— Start Supplied material —
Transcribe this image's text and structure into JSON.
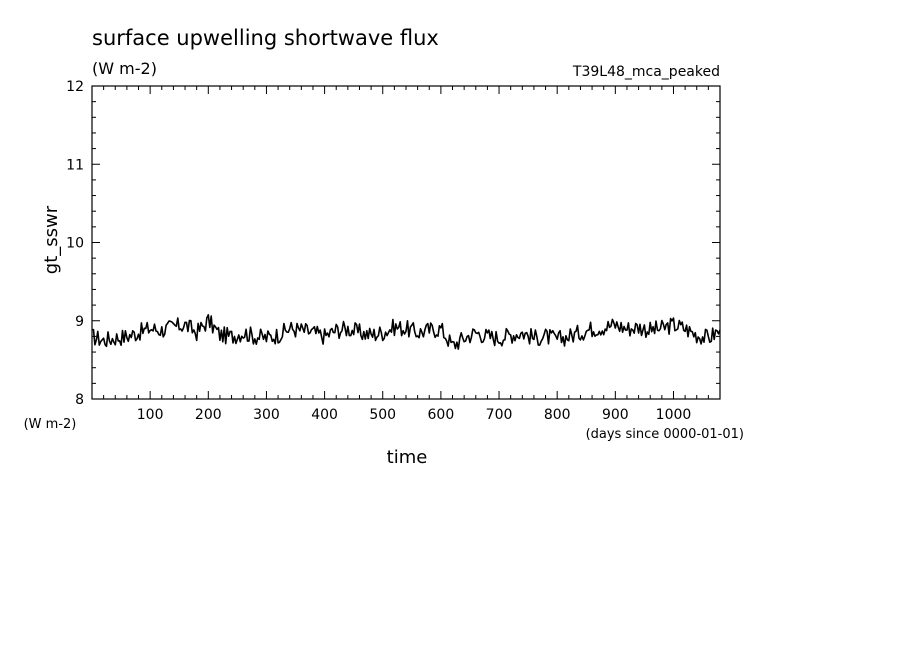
{
  "chart_data": {
    "type": "line",
    "title": "surface upwelling shortwave flux",
    "subtitle": "(W m-2)",
    "run_label": "T39L48_mca_peaked",
    "xlabel": "time",
    "x_units": "(days since 0000-01-01)",
    "ylabel": "gt_sswr",
    "y_units": "(W m-2)",
    "xlim": [
      0,
      1080
    ],
    "ylim": [
      8,
      12
    ],
    "x_ticks": [
      100,
      200,
      300,
      400,
      500,
      600,
      700,
      800,
      900,
      1000
    ],
    "y_ticks": [
      8,
      9,
      10,
      11,
      12
    ],
    "grid": false,
    "series": [
      {
        "color": "#000000",
        "x": [
          0,
          20,
          40,
          60,
          80,
          100,
          120,
          140,
          160,
          180,
          200,
          220,
          240,
          260,
          280,
          300,
          320,
          340,
          360,
          380,
          400,
          420,
          440,
          460,
          480,
          500,
          520,
          540,
          560,
          580,
          600,
          620,
          640,
          660,
          680,
          700,
          720,
          740,
          760,
          780,
          800,
          820,
          840,
          860,
          880,
          900,
          920,
          940,
          960,
          980,
          1000,
          1020,
          1040,
          1060,
          1080
        ],
        "y": [
          8.8,
          8.75,
          8.78,
          8.8,
          8.85,
          8.9,
          8.88,
          8.92,
          8.95,
          8.85,
          9.0,
          8.82,
          8.8,
          8.85,
          8.8,
          8.78,
          8.82,
          8.9,
          8.88,
          8.85,
          8.8,
          8.88,
          8.9,
          8.85,
          8.82,
          8.85,
          8.92,
          8.9,
          8.85,
          8.88,
          8.9,
          8.68,
          8.78,
          8.85,
          8.8,
          8.78,
          8.82,
          8.85,
          8.78,
          8.8,
          8.76,
          8.8,
          8.85,
          8.9,
          8.92,
          8.95,
          8.9,
          8.92,
          8.88,
          8.9,
          8.95,
          8.9,
          8.82,
          8.78,
          8.88
        ]
      }
    ]
  }
}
— End Supplied material —
* Stated task
Set every line down exactly as written, leaving each picture out.

* Reply
Transcribe this image's text and structure into JSON.
{
  "chart_data": {
    "type": "line",
    "title": "surface upwelling shortwave flux",
    "subtitle": "(W m-2)",
    "run_label": "T39L48_mca_peaked",
    "xlabel": "time",
    "x_units": "(days since 0000-01-01)",
    "ylabel": "gt_sswr",
    "y_units": "(W m-2)",
    "xlim": [
      0,
      1080
    ],
    "ylim": [
      8,
      12
    ],
    "x_ticks": [
      100,
      200,
      300,
      400,
      500,
      600,
      700,
      800,
      900,
      1000
    ],
    "y_ticks": [
      8,
      9,
      10,
      11,
      12
    ],
    "grid": false,
    "series": [
      {
        "color": "#000000",
        "x": [
          0,
          20,
          40,
          60,
          80,
          100,
          120,
          140,
          160,
          180,
          200,
          220,
          240,
          260,
          280,
          300,
          320,
          340,
          360,
          380,
          400,
          420,
          440,
          460,
          480,
          500,
          520,
          540,
          560,
          580,
          600,
          620,
          640,
          660,
          680,
          700,
          720,
          740,
          760,
          780,
          800,
          820,
          840,
          860,
          880,
          900,
          920,
          940,
          960,
          980,
          1000,
          1020,
          1040,
          1060,
          1080
        ],
        "y": [
          8.8,
          8.75,
          8.78,
          8.8,
          8.85,
          8.9,
          8.88,
          8.92,
          8.95,
          8.85,
          9.0,
          8.82,
          8.8,
          8.85,
          8.8,
          8.78,
          8.82,
          8.9,
          8.88,
          8.85,
          8.8,
          8.88,
          8.9,
          8.85,
          8.82,
          8.85,
          8.92,
          8.9,
          8.85,
          8.88,
          8.9,
          8.68,
          8.78,
          8.85,
          8.8,
          8.78,
          8.82,
          8.85,
          8.78,
          8.8,
          8.76,
          8.8,
          8.85,
          8.9,
          8.92,
          8.95,
          8.9,
          8.92,
          8.88,
          8.9,
          8.95,
          8.9,
          8.82,
          8.78,
          8.88
        ]
      }
    ]
  }
}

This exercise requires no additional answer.